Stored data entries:
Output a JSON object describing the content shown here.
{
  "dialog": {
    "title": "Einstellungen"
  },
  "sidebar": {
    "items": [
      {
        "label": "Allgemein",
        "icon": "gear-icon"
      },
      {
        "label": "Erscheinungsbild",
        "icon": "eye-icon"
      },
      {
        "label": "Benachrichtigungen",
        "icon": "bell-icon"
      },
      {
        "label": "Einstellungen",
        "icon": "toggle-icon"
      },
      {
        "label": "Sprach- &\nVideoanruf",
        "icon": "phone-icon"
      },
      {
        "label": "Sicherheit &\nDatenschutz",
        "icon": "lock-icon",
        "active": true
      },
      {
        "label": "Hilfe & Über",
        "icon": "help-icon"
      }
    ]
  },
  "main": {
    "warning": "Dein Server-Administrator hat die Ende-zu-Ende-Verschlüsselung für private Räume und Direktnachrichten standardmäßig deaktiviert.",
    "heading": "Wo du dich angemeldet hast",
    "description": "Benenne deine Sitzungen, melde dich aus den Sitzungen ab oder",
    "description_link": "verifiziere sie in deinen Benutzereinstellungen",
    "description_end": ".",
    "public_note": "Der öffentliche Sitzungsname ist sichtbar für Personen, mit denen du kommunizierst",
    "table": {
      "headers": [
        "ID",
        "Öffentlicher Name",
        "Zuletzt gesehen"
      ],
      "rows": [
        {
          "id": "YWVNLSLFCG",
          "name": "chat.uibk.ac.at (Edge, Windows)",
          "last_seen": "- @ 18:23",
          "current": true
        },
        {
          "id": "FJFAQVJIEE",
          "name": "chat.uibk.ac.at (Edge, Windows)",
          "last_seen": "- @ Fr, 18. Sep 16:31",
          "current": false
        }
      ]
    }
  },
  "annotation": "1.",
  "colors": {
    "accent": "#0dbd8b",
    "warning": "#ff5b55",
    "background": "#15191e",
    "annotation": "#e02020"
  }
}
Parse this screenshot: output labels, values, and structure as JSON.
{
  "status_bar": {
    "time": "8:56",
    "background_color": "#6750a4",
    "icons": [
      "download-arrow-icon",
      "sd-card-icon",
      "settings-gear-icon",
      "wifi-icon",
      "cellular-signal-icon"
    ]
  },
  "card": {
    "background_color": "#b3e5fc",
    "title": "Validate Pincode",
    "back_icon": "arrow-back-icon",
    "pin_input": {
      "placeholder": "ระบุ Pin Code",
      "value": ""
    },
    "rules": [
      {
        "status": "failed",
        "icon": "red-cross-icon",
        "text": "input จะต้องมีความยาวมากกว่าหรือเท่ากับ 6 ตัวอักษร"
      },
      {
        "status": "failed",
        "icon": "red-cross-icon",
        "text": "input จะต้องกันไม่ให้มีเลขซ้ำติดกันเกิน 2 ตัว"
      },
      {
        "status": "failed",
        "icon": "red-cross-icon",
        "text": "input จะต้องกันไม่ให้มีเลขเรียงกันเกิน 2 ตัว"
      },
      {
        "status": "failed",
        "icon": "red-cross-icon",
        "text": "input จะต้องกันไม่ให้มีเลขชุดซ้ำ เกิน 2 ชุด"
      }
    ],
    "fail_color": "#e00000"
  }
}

TASK INSTRUCTIONS:
Find all lines holding the string "arrow" and copy them.

REPLY TO THE EXERCISE:
      "download-arrow-icon",
    "back_icon": "arrow-back-icon",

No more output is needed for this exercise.